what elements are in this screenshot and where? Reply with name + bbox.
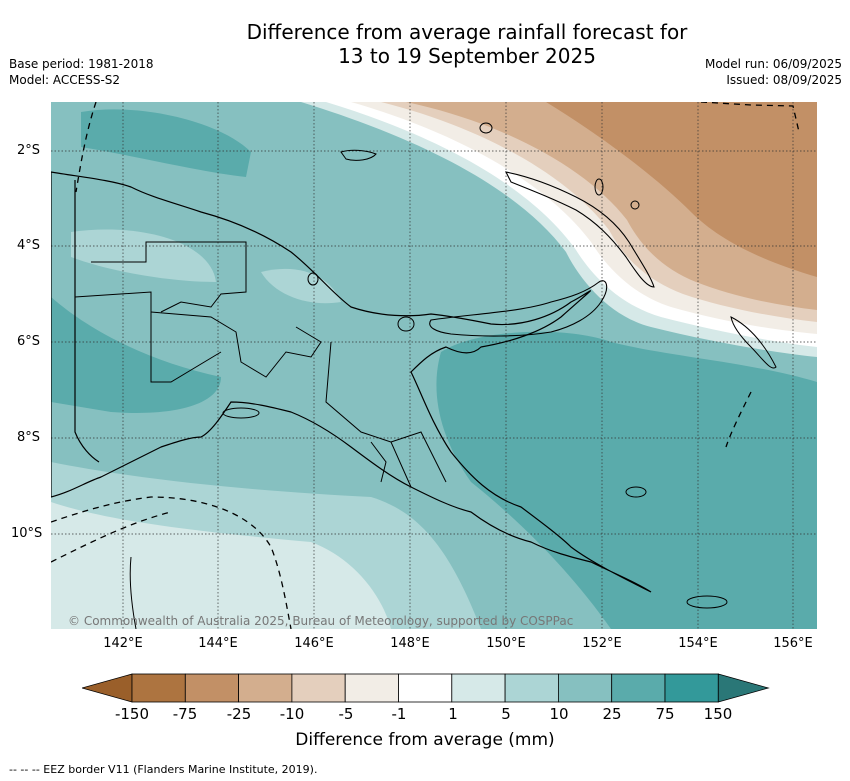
band-5-10-highlands (261, 268, 341, 304)
lon-label-144e: 144°E (198, 636, 238, 651)
colorbar-swatch (504, 673, 559, 703)
base-period: Base period: 1981-2018 (9, 57, 154, 71)
colorbar-swatch (451, 673, 506, 703)
colorbar-swatch (184, 673, 240, 703)
lon-label-146e: 146°E (294, 636, 334, 651)
colorbar-swatch (398, 673, 453, 703)
new-ireland-coastline (505, 171, 655, 288)
band-neg-25-75 (546, 102, 817, 277)
colorbar-swatch (238, 673, 293, 703)
lat-label-6s: 6°S (17, 334, 41, 349)
province-borders (74, 241, 447, 488)
lat-label-8s: 8°S (17, 430, 41, 445)
cape-york-coastline (129, 556, 137, 629)
colorbar-tick: -75 (172, 705, 198, 723)
eez-legend: -- -- -- EEZ border V11 (Flanders Marine… (9, 763, 318, 776)
lon-label-152e: 152°E (582, 636, 622, 651)
map-canvas (51, 102, 817, 629)
international-border (74, 180, 100, 463)
band-25-75-north (81, 109, 251, 177)
small-islands (222, 122, 728, 609)
colorbar-tick: -5 (338, 705, 354, 723)
rainfall-map (51, 102, 817, 629)
colorbar-tick: -25 (226, 705, 252, 723)
new-britain-coastline (429, 280, 608, 337)
manus-coastline (340, 149, 377, 161)
issued-date: Issued: 08/09/2025 (726, 73, 842, 87)
colorbar-swatch (664, 673, 719, 703)
colorbar-swatch (344, 673, 399, 703)
lat-label-10s: 10°S (11, 526, 43, 541)
colorbar-arrow-low (82, 673, 133, 703)
colorbar-tick: -10 (279, 705, 305, 723)
band-25-75-east (436, 331, 817, 629)
colorbar-arrow-high (717, 673, 770, 703)
colorbar-tick: 75 (655, 705, 675, 723)
colorbar-label: Difference from average (mm) (295, 730, 555, 750)
colorbar-tick: 150 (703, 705, 733, 723)
lon-label-150e: 150°E (486, 636, 526, 651)
graticule (51, 102, 817, 629)
lon-label-148e: 148°E (390, 636, 430, 651)
colorbar-swatch (291, 673, 346, 703)
colorbar-tick: 1 (448, 705, 458, 723)
new-guinea-coastline (51, 171, 652, 593)
lon-label-156e: 156°E (773, 636, 813, 651)
run-info: Model run: 06/09/2025 Issued: 08/09/2025 (705, 56, 842, 88)
band-25-75-west (51, 297, 221, 413)
model-info: Base period: 1981-2018 Model: ACCESS-S2 (9, 56, 154, 88)
bougainville-coastline (730, 316, 777, 369)
colorbar-swatch (611, 673, 666, 703)
eez-borders (51, 102, 800, 629)
map-title: Difference from average rainfall forecas… (0, 20, 850, 68)
map-title-line2: 13 to 19 September 2025 (338, 44, 596, 68)
model-run-date: Model run: 06/09/2025 (704, 57, 842, 71)
copyright-notice: © Commonwealth of Australia 2025, Bureau… (68, 614, 574, 628)
colorbar-tick: -1 (391, 705, 407, 723)
colorbar-swatch (131, 673, 186, 703)
lat-label-2s: 2°S (17, 143, 41, 158)
band-5-10-inland (71, 229, 216, 282)
colorbar-swatches (82, 673, 770, 703)
colorbar-tick: -150 (114, 705, 150, 723)
lon-label-154e: 154°E (678, 636, 718, 651)
colorbar-swatch (557, 673, 613, 703)
lat-label-4s: 4°S (17, 238, 41, 253)
map-title-line1: Difference from average rainfall forecas… (246, 20, 688, 44)
lon-label-142e: 142°E (103, 636, 143, 651)
model-name: Model: ACCESS-S2 (9, 73, 121, 87)
colorbar (82, 673, 770, 703)
colorbar-tick: 5 (501, 705, 511, 723)
colorbar-tick: 10 (549, 705, 569, 723)
colorbar-tick: 25 (602, 705, 622, 723)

○ ○ ○ ○

[Required work]
From the material, copy out word for word every line starting with the line that contains "band-5-10-highlands (261, 268, 341, 304)" and going on through the line that contains "province-borders (74, 241, 447, 488)", both of those included.

[The solution]
band-5-10-highlands (261, 268, 341, 304)
lon-label-144e: 144°E (198, 636, 238, 651)
colorbar-swatch (504, 673, 559, 703)
base-period: Base period: 1981-2018 (9, 57, 154, 71)
colorbar-swatch (451, 673, 506, 703)
colorbar-swatch (184, 673, 240, 703)
lon-label-146e: 146°E (294, 636, 334, 651)
colorbar-swatch (398, 673, 453, 703)
new-ireland-coastline (505, 171, 655, 288)
band-neg-25-75 (546, 102, 817, 277)
colorbar-swatch (238, 673, 293, 703)
lat-label-6s: 6°S (17, 334, 41, 349)
province-borders (74, 241, 447, 488)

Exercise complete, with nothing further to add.